=== EXERCISE REQUIREMENTS ===
Print verbatim every line from the one containing "127, 362, 163]" up to and including the one containing "264, 163, 290]", and nothing else.

#### RECORD EXCERPTS ####

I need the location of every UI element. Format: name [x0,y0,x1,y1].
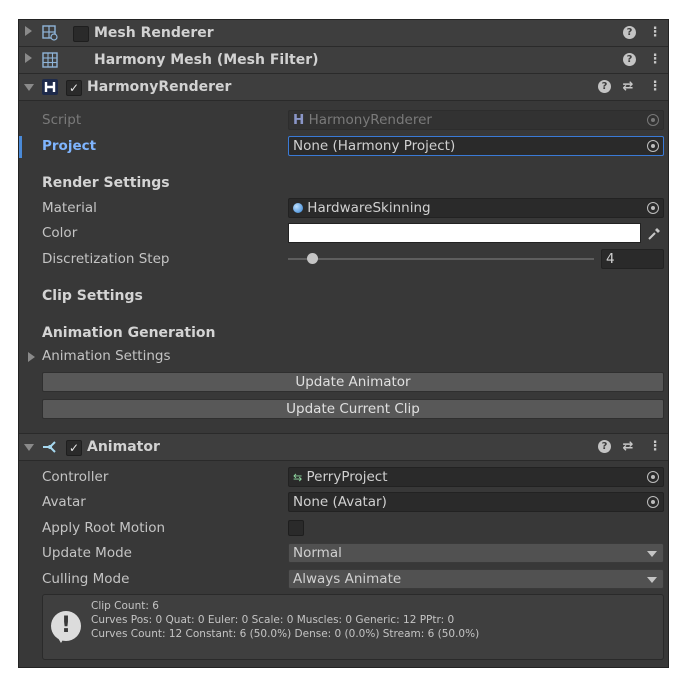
culling-mode-dropdown[interactable]: Always Animate [288,569,664,589]
animation-generation-heading: Animation Generation [42,325,216,341]
help-icon[interactable]: ? [623,26,636,39]
dropdown-arrow-icon [647,577,657,583]
discretization-label: Discretization Step [42,251,170,267]
update-mode-row: Update Mode Normal [19,542,668,566]
help-icon[interactable]: ? [623,53,636,66]
animator-enabled-checkbox[interactable]: ✓ [66,440,82,456]
mesh-filter-header[interactable]: Harmony Mesh (Mesh Filter) ? ⋮ [19,47,668,74]
material-value: HardwareSkinning [307,200,431,216]
root-motion-row: Apply Root Motion [19,517,668,541]
script-field: H HarmonyRenderer [288,110,664,130]
inspector-panel: Mesh Renderer ? ⋮ Harmony Mesh (Mesh Fil… [18,19,669,668]
material-row: Material HardwareSkinning [19,197,668,221]
avatar-value: None (Avatar) [293,494,387,510]
material-sphere-icon [293,203,303,213]
mesh-renderer-enabled-checkbox[interactable] [73,26,89,42]
update-mode-label: Update Mode [42,545,132,561]
selection-indicator [19,136,22,158]
update-mode-value: Normal [293,545,342,561]
component-menu-icon[interactable]: ⋮ [647,51,663,69]
root-motion-checkbox[interactable] [288,520,304,536]
info-curves-count: Curves Count: 12 Constant: 6 (50.0%) Den… [91,628,480,640]
foldout-arrow-icon[interactable] [25,26,32,36]
object-picker-icon[interactable] [647,202,659,214]
presets-icon[interactable]: ⇄ [620,78,636,96]
culling-mode-row: Culling Mode Always Animate [19,568,668,592]
eyedropper-icon[interactable] [646,226,662,242]
animation-settings-label[interactable]: Animation Settings [42,348,171,364]
controller-value: PerryProject [306,469,388,485]
render-settings-heading: Render Settings [42,175,170,191]
component-menu-icon[interactable]: ⋮ [647,24,663,42]
component-menu-icon[interactable]: ⋮ [647,438,663,456]
project-value: None (Harmony Project) [293,138,456,154]
object-picker-icon[interactable] [647,471,659,483]
culling-mode-label: Culling Mode [42,571,130,587]
script-label: Script [42,112,82,128]
discretization-value: 4 [606,251,615,267]
update-mode-dropdown[interactable]: Normal [288,543,664,563]
foldout-arrow-icon[interactable] [24,444,34,451]
animator-icon [43,441,56,453]
presets-icon[interactable]: ⇄ [620,438,636,456]
object-picker-icon[interactable] [647,140,659,152]
harmony-renderer-enabled-checkbox[interactable]: ✓ [66,80,82,96]
component-title: HarmonyRenderer [87,79,232,95]
object-picker-icon[interactable] [647,496,659,508]
slider-thumb[interactable] [306,253,318,264]
script-row: Script H HarmonyRenderer [19,109,668,133]
mesh-renderer-header[interactable]: Mesh Renderer ? ⋮ [19,20,668,47]
harmony-renderer-header[interactable]: ✓ HarmonyRenderer ? ⇄ ⋮ [19,74,668,101]
component-menu-icon[interactable]: ⋮ [647,78,663,96]
avatar-label: Avatar [42,494,86,510]
project-row: Project None (Harmony Project) [19,135,668,159]
animator-info-box: ! Clip Count: 6 Curves Pos: 0 Quat: 0 Eu… [42,594,664,660]
color-label: Color [42,225,78,241]
animator-controller-icon: ⇆ [293,471,303,484]
dropdown-arrow-icon [647,551,657,557]
discretization-value-field[interactable]: 4 [601,249,664,269]
color-swatch[interactable] [288,223,641,243]
component-title: Animator [87,439,160,455]
clip-settings-heading: Clip Settings [42,288,143,304]
avatar-row: Avatar None (Avatar) [19,491,668,515]
update-current-clip-button[interactable]: Update Current Clip [42,399,664,419]
controller-field[interactable]: ⇆ PerryProject [288,467,664,487]
update-animator-button[interactable]: Update Animator [42,372,664,392]
culling-mode-value: Always Animate [293,571,402,587]
help-icon[interactable]: ? [598,80,611,93]
animation-generation-heading-row: Animation Generation [19,322,668,346]
discretization-row: Discretization Step 4 [19,248,668,272]
project-label: Project [42,138,97,154]
info-clip-count: Clip Count: 6 [91,600,159,612]
object-picker-icon [647,114,659,126]
help-icon[interactable]: ? [598,440,611,453]
material-label: Material [42,200,97,216]
mesh-renderer-icon [42,25,58,41]
material-field[interactable]: HardwareSkinning [288,198,664,218]
animation-settings-foldout[interactable]: Animation Settings [19,345,668,369]
foldout-arrow-icon[interactable] [24,84,34,91]
foldout-arrow-icon[interactable] [28,352,35,362]
animator-header[interactable]: ✓ Animator ? ⇄ ⋮ [19,433,668,461]
harmony-logo-icon [42,79,58,95]
script-value: HarmonyRenderer [308,112,432,128]
render-settings-heading-row: Render Settings [19,172,668,196]
component-title: Mesh Renderer [94,25,214,41]
clip-settings-heading-row: Clip Settings [19,285,668,309]
foldout-arrow-icon[interactable] [25,53,32,63]
harmony-script-icon: H [293,112,305,128]
info-curves-pos: Curves Pos: 0 Quat: 0 Euler: 0 Scale: 0 … [91,614,455,626]
controller-row: Controller ⇆ PerryProject [19,466,668,490]
info-icon: ! [51,611,81,641]
component-title: Harmony Mesh (Mesh Filter) [94,52,319,68]
slider-track[interactable] [288,258,594,260]
color-row: Color [19,222,668,246]
avatar-field[interactable]: None (Avatar) [288,492,664,512]
root-motion-label: Apply Root Motion [42,520,166,536]
mesh-filter-icon [42,52,58,68]
project-field[interactable]: None (Harmony Project) [288,136,664,156]
controller-label: Controller [42,469,109,485]
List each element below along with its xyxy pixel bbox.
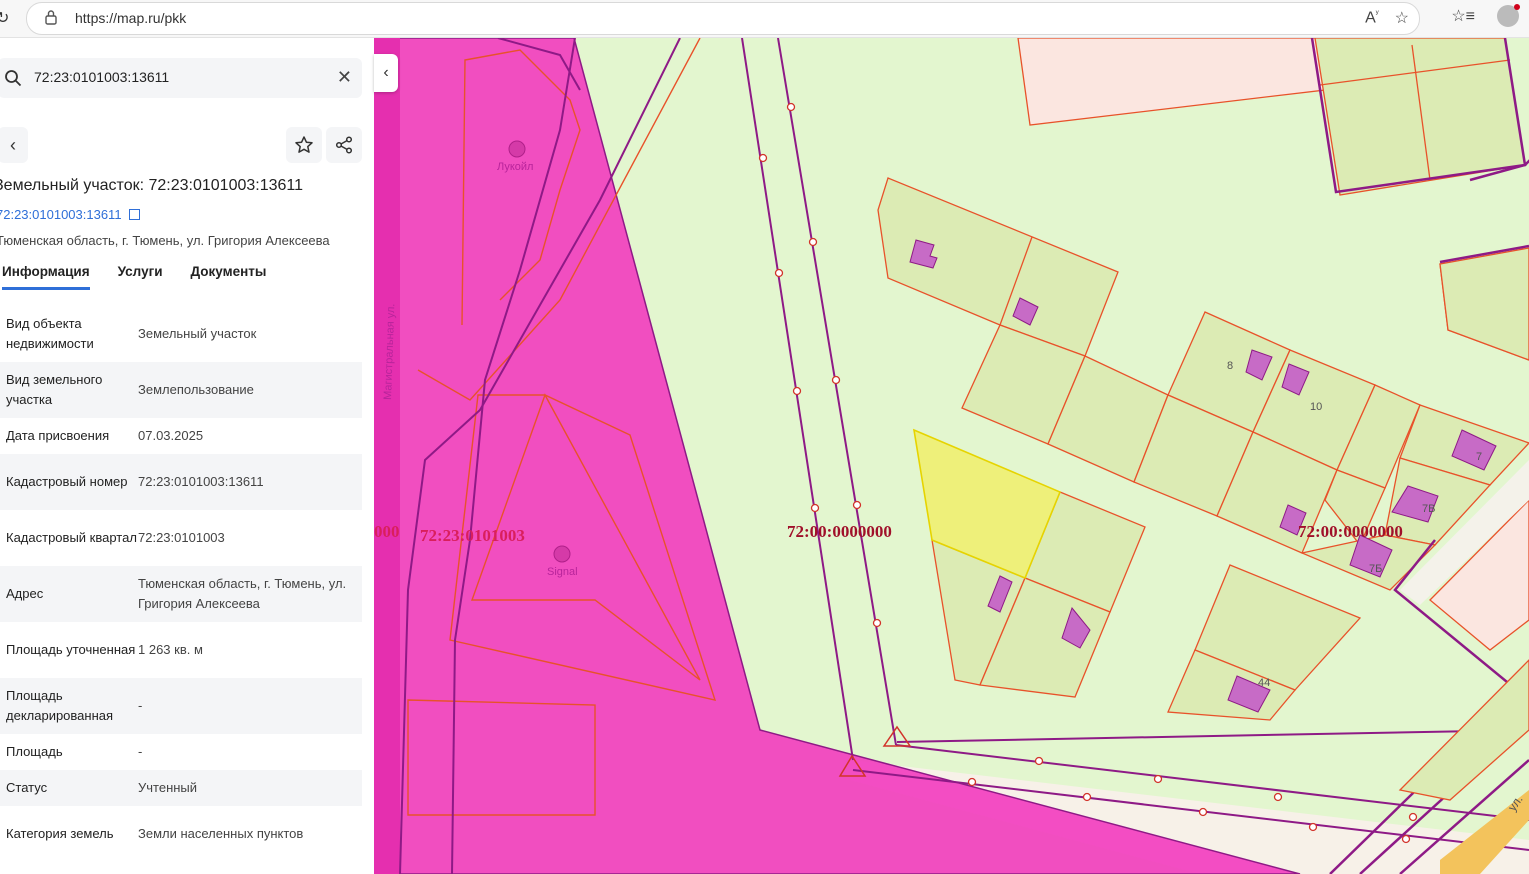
share-icon[interactable]	[326, 127, 362, 163]
quarter-label-right: 72:00:0000000	[1298, 522, 1403, 541]
info-row: Кадастровый квартал 72:23:0101003	[0, 510, 362, 566]
info-row: Статус Учтенный	[0, 770, 362, 806]
parcels-residential	[877, 177, 1529, 721]
back-arrow-icon[interactable]: ‹	[0, 127, 28, 163]
cadastral-link[interactable]: 72:23:0101003:13611	[0, 207, 141, 222]
info-value: 07.03.2025	[138, 428, 204, 443]
close-icon[interactable]: ✕	[337, 67, 352, 88]
info-key: Дата присвоения	[6, 428, 110, 443]
info-value: Земли населенных пунктов	[138, 826, 304, 841]
tab-services[interactable]: Услуги	[118, 264, 163, 290]
info-value: Земельный участок	[138, 326, 257, 341]
info-row: Категория земель Земли населенных пунктов	[0, 806, 362, 862]
search-input[interactable]: 72:23:0101003:13611	[34, 69, 169, 85]
info-row: Кадастровый номер 72:23:0101003:13611	[0, 454, 362, 510]
poi-label-signal: Signal	[547, 566, 578, 578]
info-key: Вид земельного участка	[6, 372, 103, 407]
quarter-label-center: 72:00:0000000	[787, 522, 892, 541]
info-key: Вид объекта недвижимости	[6, 316, 94, 351]
info-row: Вид объекта недвижимости Земельный участо…	[0, 306, 362, 362]
favorite-icon[interactable]: ☆	[1395, 8, 1409, 28]
quarter-label-partial: 000	[374, 522, 400, 541]
info-value: 72:23:0101003	[138, 530, 225, 545]
info-key: Категория земель	[6, 826, 114, 841]
info-value: Тюменская область, г. Тюмень, ул. Григор…	[138, 576, 347, 611]
star-icon[interactable]	[286, 127, 322, 163]
info-value: Землепользование	[138, 382, 254, 397]
info-key: Кадастровый номер	[6, 474, 128, 489]
info-row: Вид земельного участка Землепользование	[0, 362, 362, 418]
info-row: Дата присвоения 07.03.2025	[0, 418, 362, 454]
info-key: Статус	[6, 780, 48, 795]
info-value: Учтенный	[138, 780, 198, 795]
info-table: Вид объекта недвижимости Земельный участо…	[0, 306, 362, 862]
object-title: Земельный участок: 72:23:0101003:13611	[0, 177, 304, 194]
protection-zone-edge	[374, 38, 400, 874]
parcel	[1398, 659, 1529, 801]
info-value: -	[138, 744, 143, 759]
poi-label-lukoil: Лукойл	[497, 161, 533, 173]
lock-icon	[45, 10, 57, 25]
signal-poi-icon[interactable]	[553, 545, 571, 563]
info-row: Площадь уточненная 1 263 кв. м	[0, 622, 362, 678]
info-row: Площадь -	[0, 734, 362, 770]
info-row: Площадь декларированная -	[0, 678, 362, 734]
info-value: 72:23:0101003:13611	[138, 474, 264, 489]
tab-bar: Информация Услуги Документы	[2, 264, 266, 290]
search-box[interactable]: 72:23:0101003:13611 ✕	[0, 58, 362, 98]
search-icon	[5, 70, 22, 87]
copy-icon[interactable]	[129, 209, 141, 220]
info-key: Адрес	[6, 586, 44, 601]
favorites-list-icon[interactable]: ☆≡	[1451, 6, 1475, 26]
collapse-chevron-icon[interactable]: ‹	[374, 54, 398, 92]
parcel-group	[1314, 38, 1529, 361]
reload-icon[interactable]: ↻	[0, 8, 9, 28]
cadastral-map[interactable]: Лукойл Signal Магистральная ул. ул. 000 …	[374, 38, 1529, 874]
house-number-label: 44	[1258, 677, 1270, 689]
info-key: Площадь	[6, 744, 63, 759]
tab-documents[interactable]: Документы	[191, 264, 267, 290]
info-value: -	[138, 698, 143, 713]
quarter-label-left: 72:23:0101003	[420, 526, 525, 545]
house-number-label: 7	[1476, 451, 1482, 463]
tab-information[interactable]: Информация	[2, 264, 90, 290]
info-row: Адрес Тюменская область, г. Тюмень, ул. Г…	[0, 566, 362, 622]
survey-marker	[882, 725, 912, 747]
info-key: Площадь уточненная	[6, 642, 136, 657]
read-aloud-icon[interactable]: Aʸ	[1365, 8, 1379, 28]
house-number-label: 7Б	[1369, 563, 1382, 575]
house-number-label: 10	[1310, 401, 1322, 413]
profile-icon[interactable]	[1497, 4, 1520, 27]
house-number-label: 7В	[1422, 503, 1435, 515]
browser-toolbar: ↻ https://map.ru/pkk Aʸ ☆ ☆≡	[0, 0, 1529, 38]
info-value: 1 263 кв. м	[138, 642, 203, 657]
info-key: Площадь декларированная	[6, 688, 114, 723]
info-sidebar: 72:23:0101003:13611 ✕ ‹ Земельный участо…	[0, 38, 374, 874]
map-canvas[interactable]: Лукойл Signal Магистральная ул. ул. 000 …	[374, 38, 1529, 874]
house-number-label: 8	[1227, 360, 1233, 372]
object-address: Тюменская область, г. Тюмень, ул. Григор…	[0, 233, 330, 248]
info-key: Кадастровый квартал	[6, 530, 137, 545]
address-bar[interactable]: https://map.ru/pkk Aʸ ☆	[26, 2, 1420, 35]
url-text: https://map.ru/pkk	[75, 10, 187, 26]
map-area	[1017, 38, 1326, 126]
lukoil-poi-icon[interactable]	[508, 140, 526, 158]
cadastral-link-text[interactable]: 72:23:0101003:13611	[0, 207, 122, 222]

####

=== WORKED ANSWER ===
share-icon[interactable]	[326, 127, 362, 163]
quarter-label-right: 72:00:0000000	[1298, 522, 1403, 541]
info-row: Кадастровый квартал 72:23:0101003	[0, 510, 362, 566]
info-row: Статус Учтенный	[0, 770, 362, 806]
parcels-residential	[877, 177, 1529, 721]
back-arrow-icon[interactable]: ‹	[0, 127, 28, 163]
cadastral-link[interactable]: 72:23:0101003:13611	[0, 207, 141, 222]
info-value: 07.03.2025	[138, 428, 204, 443]
close-icon[interactable]: ✕	[337, 67, 352, 88]
info-key: Дата присвоения	[6, 428, 110, 443]
info-value: Земли населенных пунктов	[138, 826, 304, 841]
tab-services[interactable]: Услуги	[118, 264, 163, 290]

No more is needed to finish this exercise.